Task prompt: Give the number of lines in the data that hold the string "full". Nothing else is needed.

__________

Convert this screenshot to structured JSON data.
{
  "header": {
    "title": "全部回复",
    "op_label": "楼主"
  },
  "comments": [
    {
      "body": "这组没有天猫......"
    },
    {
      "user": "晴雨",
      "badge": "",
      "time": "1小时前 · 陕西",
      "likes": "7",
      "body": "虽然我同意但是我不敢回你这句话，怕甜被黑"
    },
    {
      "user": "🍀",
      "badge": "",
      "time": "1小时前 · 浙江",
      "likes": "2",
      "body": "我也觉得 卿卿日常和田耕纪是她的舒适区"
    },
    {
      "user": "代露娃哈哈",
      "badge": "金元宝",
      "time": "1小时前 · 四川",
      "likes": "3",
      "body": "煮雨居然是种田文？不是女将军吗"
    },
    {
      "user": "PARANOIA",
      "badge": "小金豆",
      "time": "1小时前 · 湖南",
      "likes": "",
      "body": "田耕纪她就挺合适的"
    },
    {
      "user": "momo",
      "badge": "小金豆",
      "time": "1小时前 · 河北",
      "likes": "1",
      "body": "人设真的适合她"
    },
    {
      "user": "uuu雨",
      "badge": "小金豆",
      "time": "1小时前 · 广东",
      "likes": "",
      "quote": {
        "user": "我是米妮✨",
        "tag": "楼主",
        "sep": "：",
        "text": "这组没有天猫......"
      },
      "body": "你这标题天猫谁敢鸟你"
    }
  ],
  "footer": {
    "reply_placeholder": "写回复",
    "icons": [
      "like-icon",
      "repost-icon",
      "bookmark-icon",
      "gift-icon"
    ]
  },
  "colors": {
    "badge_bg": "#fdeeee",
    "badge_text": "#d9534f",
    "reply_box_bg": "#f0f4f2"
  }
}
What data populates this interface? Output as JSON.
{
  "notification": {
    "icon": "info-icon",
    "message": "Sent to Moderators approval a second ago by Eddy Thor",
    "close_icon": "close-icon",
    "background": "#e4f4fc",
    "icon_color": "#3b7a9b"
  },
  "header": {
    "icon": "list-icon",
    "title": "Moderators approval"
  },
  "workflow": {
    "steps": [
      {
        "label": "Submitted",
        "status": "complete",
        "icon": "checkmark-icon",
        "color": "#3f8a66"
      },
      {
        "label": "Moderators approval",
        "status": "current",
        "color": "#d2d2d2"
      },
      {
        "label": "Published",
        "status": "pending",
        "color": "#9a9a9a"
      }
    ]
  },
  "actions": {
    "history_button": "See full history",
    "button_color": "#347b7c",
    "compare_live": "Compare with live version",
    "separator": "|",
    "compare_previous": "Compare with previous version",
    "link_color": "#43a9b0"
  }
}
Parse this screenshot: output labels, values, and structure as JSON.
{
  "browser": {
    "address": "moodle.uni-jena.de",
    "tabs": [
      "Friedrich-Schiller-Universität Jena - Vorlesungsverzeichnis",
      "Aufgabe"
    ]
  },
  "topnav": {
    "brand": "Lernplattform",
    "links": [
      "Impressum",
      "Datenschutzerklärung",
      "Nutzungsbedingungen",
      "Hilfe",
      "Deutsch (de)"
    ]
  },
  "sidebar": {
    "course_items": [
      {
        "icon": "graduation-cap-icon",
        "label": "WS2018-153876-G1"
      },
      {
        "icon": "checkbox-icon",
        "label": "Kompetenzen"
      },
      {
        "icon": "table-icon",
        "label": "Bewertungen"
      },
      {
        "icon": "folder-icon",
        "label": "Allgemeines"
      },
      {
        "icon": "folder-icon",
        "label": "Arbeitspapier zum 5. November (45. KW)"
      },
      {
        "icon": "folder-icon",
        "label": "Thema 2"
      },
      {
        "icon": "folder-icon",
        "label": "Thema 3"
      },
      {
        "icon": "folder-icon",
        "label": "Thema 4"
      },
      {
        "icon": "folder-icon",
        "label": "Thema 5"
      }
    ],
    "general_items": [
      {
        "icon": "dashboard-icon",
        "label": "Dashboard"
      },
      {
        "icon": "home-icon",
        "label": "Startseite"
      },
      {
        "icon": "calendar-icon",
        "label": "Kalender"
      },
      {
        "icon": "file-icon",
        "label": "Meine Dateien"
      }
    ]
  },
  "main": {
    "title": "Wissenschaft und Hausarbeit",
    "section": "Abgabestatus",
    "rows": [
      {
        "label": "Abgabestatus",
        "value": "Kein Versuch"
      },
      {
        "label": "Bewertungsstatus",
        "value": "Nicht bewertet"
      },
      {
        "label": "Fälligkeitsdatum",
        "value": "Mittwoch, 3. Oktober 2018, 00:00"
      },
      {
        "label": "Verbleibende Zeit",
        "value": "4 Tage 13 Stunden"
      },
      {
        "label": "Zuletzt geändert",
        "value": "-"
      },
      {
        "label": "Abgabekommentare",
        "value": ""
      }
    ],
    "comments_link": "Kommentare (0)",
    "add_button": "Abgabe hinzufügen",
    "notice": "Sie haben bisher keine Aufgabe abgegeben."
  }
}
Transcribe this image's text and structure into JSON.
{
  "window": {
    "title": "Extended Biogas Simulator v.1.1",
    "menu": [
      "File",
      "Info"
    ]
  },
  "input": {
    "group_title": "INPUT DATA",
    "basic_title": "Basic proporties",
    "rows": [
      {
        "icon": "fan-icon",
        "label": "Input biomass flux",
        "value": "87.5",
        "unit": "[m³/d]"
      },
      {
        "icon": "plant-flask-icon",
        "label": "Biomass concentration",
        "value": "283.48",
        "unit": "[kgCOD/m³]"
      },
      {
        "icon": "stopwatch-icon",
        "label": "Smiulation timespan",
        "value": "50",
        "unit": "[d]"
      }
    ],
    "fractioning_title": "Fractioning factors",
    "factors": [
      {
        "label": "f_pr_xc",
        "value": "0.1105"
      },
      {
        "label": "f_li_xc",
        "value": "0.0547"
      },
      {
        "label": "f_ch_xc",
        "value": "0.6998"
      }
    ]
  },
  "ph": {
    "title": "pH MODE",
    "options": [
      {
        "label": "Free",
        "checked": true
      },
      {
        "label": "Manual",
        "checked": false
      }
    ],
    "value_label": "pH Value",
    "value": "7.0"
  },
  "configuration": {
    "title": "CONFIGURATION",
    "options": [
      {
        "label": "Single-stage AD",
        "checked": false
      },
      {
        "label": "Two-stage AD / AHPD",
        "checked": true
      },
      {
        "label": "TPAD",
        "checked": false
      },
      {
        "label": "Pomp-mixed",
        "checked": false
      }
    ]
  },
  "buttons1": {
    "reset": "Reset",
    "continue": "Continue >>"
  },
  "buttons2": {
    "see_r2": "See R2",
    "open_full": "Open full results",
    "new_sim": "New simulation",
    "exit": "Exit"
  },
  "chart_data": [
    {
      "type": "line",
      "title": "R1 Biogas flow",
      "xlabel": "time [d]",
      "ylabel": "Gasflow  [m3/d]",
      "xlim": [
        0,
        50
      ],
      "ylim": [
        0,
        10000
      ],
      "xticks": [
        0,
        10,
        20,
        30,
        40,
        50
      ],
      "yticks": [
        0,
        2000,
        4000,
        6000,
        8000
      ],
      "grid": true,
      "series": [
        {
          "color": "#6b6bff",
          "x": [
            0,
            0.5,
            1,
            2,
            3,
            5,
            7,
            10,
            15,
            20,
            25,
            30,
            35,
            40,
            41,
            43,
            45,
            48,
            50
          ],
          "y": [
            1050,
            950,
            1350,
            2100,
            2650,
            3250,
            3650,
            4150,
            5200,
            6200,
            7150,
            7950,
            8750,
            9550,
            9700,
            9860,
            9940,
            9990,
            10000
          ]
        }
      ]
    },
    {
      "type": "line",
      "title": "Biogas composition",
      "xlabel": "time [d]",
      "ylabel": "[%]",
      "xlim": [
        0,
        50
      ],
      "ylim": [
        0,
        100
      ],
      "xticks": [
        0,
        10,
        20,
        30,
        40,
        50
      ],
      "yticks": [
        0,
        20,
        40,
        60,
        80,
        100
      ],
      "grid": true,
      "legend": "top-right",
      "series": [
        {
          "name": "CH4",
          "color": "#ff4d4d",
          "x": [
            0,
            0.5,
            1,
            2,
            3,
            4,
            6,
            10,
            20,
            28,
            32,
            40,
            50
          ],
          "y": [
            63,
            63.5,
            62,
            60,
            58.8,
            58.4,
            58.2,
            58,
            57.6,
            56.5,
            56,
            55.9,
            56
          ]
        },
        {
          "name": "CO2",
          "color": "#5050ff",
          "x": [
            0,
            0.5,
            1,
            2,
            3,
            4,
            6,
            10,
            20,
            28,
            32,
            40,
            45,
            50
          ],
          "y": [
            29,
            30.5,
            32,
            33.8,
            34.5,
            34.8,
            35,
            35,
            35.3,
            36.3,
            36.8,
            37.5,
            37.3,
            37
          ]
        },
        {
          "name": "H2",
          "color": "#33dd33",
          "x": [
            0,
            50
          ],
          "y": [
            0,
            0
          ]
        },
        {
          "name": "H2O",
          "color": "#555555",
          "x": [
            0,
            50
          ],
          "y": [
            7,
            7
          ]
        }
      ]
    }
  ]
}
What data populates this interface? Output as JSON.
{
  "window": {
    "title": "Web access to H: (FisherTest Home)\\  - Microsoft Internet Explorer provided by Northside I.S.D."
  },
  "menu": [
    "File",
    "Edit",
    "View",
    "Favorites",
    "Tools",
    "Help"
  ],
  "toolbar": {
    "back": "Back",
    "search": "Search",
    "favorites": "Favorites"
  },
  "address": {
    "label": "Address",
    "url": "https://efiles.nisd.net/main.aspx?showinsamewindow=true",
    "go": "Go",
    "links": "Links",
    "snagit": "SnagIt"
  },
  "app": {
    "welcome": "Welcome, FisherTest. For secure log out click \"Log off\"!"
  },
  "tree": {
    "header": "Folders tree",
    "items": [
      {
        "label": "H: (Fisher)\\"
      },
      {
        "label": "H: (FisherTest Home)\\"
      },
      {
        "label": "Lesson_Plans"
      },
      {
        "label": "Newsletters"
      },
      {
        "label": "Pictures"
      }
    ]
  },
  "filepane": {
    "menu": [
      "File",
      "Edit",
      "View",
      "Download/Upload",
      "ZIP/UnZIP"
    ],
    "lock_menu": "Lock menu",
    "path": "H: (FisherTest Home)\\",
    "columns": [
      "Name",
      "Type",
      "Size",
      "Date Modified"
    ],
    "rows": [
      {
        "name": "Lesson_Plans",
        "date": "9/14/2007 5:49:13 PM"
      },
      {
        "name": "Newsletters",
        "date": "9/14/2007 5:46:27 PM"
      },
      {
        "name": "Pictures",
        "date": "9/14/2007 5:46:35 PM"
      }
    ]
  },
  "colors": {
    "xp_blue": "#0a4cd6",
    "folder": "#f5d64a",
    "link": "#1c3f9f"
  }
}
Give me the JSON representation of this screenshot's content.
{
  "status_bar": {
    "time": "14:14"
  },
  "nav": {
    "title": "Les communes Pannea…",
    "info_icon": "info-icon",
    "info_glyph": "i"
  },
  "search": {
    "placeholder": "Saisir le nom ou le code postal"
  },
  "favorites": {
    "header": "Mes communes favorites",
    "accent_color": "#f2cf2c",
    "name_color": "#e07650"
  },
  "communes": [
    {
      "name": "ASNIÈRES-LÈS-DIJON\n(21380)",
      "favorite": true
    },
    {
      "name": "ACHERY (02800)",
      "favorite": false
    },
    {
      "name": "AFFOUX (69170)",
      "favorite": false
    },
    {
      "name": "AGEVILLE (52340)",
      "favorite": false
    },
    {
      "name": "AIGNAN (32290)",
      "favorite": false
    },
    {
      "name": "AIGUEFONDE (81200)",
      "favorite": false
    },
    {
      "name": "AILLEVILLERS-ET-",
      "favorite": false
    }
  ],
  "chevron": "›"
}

__________

Answer: 2